* Problem to solve:
Return the full material exactly.

Entries from a dataset
+-------+
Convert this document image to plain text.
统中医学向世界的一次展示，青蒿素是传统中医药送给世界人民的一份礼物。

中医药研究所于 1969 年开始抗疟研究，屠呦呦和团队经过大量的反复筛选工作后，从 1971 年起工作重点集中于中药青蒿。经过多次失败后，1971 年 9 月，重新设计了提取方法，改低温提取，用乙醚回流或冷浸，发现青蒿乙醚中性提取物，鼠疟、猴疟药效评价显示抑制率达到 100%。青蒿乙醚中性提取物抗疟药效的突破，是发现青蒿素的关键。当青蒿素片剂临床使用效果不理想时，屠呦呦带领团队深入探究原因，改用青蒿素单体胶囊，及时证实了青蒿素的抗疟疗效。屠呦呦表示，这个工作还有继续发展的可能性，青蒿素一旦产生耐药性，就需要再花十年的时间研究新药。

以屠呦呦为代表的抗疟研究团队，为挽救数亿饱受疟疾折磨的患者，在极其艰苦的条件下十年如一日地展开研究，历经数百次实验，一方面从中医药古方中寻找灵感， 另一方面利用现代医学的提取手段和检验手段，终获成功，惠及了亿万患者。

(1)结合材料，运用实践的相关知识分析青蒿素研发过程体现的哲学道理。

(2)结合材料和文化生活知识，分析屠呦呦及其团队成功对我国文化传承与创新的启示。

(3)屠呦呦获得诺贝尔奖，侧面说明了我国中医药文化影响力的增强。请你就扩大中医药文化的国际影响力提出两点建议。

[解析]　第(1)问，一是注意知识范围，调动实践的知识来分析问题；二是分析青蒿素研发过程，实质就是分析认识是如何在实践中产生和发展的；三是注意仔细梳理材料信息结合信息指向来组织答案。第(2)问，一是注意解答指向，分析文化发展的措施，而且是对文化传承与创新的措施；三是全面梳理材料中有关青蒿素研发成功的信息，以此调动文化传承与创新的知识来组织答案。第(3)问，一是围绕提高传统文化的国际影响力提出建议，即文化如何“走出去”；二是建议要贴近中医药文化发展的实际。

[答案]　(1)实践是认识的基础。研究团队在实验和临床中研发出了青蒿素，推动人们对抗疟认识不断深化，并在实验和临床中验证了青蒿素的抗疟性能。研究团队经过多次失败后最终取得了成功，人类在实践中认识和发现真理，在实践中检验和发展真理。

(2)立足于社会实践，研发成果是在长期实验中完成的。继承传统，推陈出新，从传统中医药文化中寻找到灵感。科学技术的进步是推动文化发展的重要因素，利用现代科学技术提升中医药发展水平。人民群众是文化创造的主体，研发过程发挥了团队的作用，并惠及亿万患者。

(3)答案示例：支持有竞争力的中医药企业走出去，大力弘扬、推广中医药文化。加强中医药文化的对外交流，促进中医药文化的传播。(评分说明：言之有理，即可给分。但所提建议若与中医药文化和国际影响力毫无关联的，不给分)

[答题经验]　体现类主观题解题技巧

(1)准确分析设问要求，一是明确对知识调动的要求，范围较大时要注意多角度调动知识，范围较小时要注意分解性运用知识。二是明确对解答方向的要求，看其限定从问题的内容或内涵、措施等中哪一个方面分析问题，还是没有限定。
+-------+
* Problem solution:
Convert this document image to plain text.
统中医学向世界的一次展示，青蒿素是传统中医药送给世界人民的一份礼物。

中医药研究所于 1969 年开始抗疟研究，屠呦呦和团队经过大量的反复筛选工作后，从 1971 年起工作重点集中于中药青蒿。经过多次失败后，1971 年 9 月，重新设计了提取方法，改低温提取，用乙醚回流或冷浸，发现青蒿乙醚中性提取物，鼠疟、猴疟药效评价显示抑制率达到 100%。青蒿乙醚中性提取物抗疟药效的突破，是发现青蒿素的关键。当青蒿素片剂临床使用效果不理想时，屠呦呦带领团队深入探究原因，改用青蒿素单体胶囊，及时证实了青蒿素的抗疟疗效。屠呦呦表示，这个工作还有继续发展的可能性，青蒿素一旦产生耐药性，就需要再花十年的时间研究新药。

以屠呦呦为代表的抗疟研究团队，为挽救数亿饱受疟疾折磨的患者，在极其艰苦的条件下十年如一日地展开研究，历经数百次实验，一方面从中医药古方中寻找灵感， 另一方面利用现代医学的提取手段和检验手段，终获成功，惠及了亿万患者。

(1)结合材料，运用实践的相关知识分析青蒿素研发过程体现的哲学道理。

(2)结合材料和文化生活知识，分析屠呦呦及其团队成功对我国文化传承与创新的启示。

(3)屠呦呦获得诺贝尔奖，侧面说明了我国中医药文化影响力的增强。请你就扩大中医药文化的国际影响力提出两点建议。

[解析]　第(1)问，一是注意知识范围，调动实践的知识来分析问题；二是分析青蒿素研发过程，实质就是分析认识是如何在实践中产生和发展的；三是注意仔细梳理材料信息结合信息指向来组织答案。第(2)问，一是注意解答指向，分析文化发展的措施，而且是对文化传承与创新的措施；三是全面梳理材料中有关青蒿素研发成功的信息，以此调动文化传承与创新的知识来组织答案。第(3)问，一是围绕提高传统文化的国际影响力提出建议，即文化如何“走出去”；二是建议要贴近中医药文化发展的实际。

[答案]　(1)实践是认识的基础。研究团队在实验和临床中研发出了青蒿素，推动人们对抗疟认识不断深化，并在实验和临床中验证了青蒿素的抗疟性能。研究团队经过多次失败后最终取得了成功，人类在实践中认识和发现真理，在实践中检验和发展真理。

(2)立足于社会实践，研发成果是在长期实验中完成的。继承传统，推陈出新，从传统中医药文化中寻找到灵感。科学技术的进步是推动文化发展的重要因素，利用现代科学技术提升中医药发展水平。人民群众是文化创造的主体，研发过程发挥了团队的作用，并惠及亿万患者。

(3)答案示例：支持有竞争力的中医药企业走出去，大力弘扬、推广中医药文化。加强中医药文化的对外交流，促进中医药文化的传播。(评分说明：言之有理，即可给分。但所提建议若与中医药文化和国际影响力毫无关联的，不给分)

[答题经验]　体现类主观题解题技巧

(1)准确分析设问要求，一是明确对知识调动的要求，范围较大时要注意多角度调动知识，范围较小时要注意分解性运用知识。二是明确对解答方向的要求，看其限定从问题的内容或内涵、措施等中哪一个方面分析问题，还是没有限定。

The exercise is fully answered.